Task inputs:
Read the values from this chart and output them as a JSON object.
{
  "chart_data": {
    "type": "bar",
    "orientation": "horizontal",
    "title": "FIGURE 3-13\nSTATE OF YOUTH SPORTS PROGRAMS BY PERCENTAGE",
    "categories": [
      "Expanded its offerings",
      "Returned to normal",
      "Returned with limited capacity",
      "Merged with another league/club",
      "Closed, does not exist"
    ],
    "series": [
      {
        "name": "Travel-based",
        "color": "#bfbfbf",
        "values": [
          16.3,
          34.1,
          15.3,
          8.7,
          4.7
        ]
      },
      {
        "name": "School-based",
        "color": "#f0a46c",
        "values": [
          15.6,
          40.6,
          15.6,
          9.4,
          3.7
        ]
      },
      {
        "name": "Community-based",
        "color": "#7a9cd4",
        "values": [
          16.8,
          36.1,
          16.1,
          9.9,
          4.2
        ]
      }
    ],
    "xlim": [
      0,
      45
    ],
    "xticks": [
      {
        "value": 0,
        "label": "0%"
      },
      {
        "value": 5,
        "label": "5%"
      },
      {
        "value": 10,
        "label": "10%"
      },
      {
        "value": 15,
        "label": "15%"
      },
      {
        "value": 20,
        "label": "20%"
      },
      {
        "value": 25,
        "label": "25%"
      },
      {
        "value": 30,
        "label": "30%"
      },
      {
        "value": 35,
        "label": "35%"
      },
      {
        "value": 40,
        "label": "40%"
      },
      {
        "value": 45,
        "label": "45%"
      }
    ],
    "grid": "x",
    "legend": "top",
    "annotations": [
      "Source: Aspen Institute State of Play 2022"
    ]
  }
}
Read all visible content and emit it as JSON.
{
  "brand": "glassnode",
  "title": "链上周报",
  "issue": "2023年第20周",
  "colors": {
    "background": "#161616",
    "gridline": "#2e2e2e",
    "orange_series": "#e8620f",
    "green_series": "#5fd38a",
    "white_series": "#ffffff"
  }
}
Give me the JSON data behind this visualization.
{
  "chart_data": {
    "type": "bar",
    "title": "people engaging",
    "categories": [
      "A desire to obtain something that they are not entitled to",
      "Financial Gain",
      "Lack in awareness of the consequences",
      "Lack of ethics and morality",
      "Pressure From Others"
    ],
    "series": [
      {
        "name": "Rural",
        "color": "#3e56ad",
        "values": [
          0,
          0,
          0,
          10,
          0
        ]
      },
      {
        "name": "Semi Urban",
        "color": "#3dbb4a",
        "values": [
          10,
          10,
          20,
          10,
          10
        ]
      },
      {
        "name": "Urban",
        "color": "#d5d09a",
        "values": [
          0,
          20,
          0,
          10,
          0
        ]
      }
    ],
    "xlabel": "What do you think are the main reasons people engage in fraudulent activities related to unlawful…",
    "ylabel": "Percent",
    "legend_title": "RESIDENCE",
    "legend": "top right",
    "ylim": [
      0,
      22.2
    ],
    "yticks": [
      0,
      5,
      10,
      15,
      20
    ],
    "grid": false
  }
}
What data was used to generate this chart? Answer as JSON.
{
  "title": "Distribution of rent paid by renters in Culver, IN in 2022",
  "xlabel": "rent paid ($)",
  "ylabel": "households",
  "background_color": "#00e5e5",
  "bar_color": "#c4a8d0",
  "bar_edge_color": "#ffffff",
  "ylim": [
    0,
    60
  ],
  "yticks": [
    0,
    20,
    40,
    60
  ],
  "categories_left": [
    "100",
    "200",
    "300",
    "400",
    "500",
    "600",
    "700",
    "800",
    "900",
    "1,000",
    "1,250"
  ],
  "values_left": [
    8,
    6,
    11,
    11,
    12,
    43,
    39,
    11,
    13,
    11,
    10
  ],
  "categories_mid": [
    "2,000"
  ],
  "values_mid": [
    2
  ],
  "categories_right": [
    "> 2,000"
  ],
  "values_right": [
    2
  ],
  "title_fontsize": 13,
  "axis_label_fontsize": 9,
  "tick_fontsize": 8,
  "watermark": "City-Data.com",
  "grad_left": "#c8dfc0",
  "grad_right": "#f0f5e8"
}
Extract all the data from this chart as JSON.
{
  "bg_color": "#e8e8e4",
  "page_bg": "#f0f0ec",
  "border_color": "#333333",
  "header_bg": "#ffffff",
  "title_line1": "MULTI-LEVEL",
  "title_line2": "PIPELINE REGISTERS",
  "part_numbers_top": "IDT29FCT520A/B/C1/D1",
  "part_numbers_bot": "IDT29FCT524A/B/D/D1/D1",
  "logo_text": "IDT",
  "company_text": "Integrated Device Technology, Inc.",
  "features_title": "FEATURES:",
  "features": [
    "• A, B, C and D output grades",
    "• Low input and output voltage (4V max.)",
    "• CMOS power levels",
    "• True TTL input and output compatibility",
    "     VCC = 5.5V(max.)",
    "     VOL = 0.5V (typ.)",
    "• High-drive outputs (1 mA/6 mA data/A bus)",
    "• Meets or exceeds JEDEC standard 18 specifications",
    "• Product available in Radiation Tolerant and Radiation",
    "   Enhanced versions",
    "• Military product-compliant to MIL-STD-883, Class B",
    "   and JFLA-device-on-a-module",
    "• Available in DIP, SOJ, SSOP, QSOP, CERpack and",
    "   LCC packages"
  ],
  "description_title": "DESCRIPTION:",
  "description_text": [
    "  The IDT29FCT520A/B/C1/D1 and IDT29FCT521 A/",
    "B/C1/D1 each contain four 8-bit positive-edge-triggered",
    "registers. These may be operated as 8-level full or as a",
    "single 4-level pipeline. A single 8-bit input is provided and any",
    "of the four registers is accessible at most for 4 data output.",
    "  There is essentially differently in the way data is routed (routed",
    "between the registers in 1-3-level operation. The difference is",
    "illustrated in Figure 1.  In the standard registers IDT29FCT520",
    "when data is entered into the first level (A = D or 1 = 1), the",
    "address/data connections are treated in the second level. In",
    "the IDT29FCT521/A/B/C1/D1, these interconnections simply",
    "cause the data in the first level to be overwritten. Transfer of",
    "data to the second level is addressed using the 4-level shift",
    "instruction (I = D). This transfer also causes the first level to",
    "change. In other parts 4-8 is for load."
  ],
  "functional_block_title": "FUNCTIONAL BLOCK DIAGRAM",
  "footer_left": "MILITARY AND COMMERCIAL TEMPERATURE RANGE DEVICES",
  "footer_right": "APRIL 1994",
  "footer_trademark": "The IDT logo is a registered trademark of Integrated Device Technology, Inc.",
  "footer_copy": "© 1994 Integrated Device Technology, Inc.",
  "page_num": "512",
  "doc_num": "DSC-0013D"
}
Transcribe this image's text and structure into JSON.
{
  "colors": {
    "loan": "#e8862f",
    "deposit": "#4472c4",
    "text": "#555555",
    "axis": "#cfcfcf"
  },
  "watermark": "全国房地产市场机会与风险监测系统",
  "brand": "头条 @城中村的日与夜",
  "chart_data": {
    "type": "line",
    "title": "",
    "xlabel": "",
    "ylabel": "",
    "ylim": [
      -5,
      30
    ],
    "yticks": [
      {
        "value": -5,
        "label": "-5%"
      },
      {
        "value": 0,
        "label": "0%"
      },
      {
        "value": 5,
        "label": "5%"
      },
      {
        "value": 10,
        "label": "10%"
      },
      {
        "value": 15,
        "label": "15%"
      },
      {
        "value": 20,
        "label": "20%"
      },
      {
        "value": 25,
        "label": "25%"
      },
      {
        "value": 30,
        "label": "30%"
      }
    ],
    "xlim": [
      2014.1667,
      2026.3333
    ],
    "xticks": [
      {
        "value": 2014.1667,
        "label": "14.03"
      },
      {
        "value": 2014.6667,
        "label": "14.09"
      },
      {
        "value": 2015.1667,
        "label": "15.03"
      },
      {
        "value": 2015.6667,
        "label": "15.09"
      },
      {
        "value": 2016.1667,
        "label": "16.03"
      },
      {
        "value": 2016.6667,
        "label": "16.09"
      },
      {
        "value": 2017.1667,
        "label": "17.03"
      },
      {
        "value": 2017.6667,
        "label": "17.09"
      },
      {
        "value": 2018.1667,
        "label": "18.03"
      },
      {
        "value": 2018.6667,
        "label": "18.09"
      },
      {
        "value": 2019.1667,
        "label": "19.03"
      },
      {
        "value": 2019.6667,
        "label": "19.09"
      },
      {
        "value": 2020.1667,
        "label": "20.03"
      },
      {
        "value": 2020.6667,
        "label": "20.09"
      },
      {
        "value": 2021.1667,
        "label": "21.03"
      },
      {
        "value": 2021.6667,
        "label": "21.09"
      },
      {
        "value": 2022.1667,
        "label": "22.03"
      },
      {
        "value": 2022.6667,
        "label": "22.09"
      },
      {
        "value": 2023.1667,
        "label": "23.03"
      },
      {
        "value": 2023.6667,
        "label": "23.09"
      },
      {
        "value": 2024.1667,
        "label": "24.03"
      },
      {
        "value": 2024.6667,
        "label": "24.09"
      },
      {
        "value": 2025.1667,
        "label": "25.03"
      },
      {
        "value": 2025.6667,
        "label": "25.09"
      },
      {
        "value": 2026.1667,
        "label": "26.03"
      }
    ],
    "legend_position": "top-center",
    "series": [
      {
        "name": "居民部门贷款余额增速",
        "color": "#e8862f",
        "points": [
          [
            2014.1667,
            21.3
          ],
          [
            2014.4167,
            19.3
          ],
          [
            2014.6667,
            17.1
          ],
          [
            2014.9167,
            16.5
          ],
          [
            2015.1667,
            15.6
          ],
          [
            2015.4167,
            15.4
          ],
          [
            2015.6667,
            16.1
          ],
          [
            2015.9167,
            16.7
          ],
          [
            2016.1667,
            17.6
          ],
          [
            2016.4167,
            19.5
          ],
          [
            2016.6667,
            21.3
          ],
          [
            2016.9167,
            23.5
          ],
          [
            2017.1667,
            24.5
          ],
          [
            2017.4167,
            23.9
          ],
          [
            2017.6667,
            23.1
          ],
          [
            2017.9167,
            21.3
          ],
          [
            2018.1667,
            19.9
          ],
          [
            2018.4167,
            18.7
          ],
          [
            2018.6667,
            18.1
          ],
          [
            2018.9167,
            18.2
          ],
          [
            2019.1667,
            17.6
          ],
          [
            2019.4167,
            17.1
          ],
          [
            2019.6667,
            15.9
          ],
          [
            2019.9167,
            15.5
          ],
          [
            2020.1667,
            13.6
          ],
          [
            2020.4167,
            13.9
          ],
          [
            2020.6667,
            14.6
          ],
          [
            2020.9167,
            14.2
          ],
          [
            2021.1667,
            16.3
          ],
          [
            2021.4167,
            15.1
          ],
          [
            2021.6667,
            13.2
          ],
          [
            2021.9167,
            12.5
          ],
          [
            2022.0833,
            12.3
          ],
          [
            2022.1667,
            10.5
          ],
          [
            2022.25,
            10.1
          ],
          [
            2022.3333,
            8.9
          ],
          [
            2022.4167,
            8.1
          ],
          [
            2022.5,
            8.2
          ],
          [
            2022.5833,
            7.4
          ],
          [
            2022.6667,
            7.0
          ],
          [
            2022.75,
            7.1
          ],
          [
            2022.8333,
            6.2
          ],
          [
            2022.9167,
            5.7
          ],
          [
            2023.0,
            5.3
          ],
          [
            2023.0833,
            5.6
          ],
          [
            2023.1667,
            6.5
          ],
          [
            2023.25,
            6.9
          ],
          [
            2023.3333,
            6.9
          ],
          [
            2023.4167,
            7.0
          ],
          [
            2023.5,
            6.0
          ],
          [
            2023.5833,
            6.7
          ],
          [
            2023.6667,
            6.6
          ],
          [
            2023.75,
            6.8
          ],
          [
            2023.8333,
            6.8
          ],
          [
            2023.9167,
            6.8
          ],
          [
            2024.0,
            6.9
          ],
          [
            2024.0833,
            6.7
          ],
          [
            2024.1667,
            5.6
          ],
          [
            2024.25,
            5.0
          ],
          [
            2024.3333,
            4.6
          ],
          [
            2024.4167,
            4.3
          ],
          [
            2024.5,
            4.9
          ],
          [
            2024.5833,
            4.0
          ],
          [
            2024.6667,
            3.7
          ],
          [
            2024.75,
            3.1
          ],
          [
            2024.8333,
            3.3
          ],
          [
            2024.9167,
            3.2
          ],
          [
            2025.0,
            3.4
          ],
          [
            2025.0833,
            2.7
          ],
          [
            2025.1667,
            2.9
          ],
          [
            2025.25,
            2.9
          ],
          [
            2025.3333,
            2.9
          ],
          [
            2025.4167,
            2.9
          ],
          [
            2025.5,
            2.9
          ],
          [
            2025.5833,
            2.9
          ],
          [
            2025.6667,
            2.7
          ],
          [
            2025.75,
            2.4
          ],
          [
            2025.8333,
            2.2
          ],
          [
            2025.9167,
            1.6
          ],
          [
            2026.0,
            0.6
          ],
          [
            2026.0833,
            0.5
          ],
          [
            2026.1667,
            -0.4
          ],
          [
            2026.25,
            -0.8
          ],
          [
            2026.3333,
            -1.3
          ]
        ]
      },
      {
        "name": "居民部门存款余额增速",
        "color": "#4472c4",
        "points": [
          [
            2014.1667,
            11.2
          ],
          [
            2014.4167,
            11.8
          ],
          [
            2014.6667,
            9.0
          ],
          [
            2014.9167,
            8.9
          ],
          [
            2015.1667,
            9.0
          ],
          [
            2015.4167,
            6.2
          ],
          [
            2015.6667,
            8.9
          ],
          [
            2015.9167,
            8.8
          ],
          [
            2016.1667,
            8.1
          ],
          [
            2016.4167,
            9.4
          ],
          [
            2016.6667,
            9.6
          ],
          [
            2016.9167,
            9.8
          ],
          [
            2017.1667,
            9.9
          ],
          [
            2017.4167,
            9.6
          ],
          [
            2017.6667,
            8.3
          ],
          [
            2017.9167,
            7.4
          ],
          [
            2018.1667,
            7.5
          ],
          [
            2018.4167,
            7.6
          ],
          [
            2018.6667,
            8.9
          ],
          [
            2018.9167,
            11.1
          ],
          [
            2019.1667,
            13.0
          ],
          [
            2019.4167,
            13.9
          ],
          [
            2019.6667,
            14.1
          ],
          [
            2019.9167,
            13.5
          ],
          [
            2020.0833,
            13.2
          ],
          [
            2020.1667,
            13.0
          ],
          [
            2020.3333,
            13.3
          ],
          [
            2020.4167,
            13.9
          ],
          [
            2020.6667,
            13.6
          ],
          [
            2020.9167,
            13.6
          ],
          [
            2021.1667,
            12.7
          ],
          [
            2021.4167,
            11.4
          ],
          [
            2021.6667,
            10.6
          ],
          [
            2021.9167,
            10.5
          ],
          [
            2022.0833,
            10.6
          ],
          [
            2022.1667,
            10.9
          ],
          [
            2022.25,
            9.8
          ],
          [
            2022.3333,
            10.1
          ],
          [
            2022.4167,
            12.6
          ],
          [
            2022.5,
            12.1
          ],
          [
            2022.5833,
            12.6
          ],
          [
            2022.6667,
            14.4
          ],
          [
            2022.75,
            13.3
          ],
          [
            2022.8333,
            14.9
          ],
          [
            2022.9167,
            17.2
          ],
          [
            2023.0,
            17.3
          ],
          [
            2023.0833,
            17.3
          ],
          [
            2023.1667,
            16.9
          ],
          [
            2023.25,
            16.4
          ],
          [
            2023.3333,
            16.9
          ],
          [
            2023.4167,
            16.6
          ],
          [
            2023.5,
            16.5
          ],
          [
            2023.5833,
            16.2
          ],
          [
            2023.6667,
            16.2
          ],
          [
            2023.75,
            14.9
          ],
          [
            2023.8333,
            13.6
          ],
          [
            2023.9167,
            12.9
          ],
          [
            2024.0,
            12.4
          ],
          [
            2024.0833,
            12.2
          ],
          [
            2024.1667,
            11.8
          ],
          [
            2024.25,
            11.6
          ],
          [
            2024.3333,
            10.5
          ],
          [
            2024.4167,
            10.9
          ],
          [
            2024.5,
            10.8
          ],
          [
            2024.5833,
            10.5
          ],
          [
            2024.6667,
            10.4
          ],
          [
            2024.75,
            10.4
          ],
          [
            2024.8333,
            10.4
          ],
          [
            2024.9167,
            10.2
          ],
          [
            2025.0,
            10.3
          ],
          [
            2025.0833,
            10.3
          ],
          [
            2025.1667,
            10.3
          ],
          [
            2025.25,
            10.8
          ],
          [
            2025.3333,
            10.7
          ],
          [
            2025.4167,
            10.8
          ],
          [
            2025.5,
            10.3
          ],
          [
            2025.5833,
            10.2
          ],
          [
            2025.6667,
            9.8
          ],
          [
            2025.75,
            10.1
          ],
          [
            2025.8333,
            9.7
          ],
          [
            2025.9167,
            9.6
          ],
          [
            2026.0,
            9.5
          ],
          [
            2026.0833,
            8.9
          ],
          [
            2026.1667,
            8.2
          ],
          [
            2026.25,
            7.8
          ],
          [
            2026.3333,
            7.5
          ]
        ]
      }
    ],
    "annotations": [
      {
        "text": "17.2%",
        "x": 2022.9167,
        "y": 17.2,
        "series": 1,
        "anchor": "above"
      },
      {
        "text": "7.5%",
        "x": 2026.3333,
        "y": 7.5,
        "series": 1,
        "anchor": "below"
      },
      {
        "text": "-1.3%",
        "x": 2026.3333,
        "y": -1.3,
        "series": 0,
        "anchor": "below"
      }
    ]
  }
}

Exercise goal:
Extract all lines containing the word "What".

Complete output:
    "xlabel": "What do you think are the main reasons people engage in fraudulent activities related to unlawful…",
What data was used to generate this chart? Answer as JSON.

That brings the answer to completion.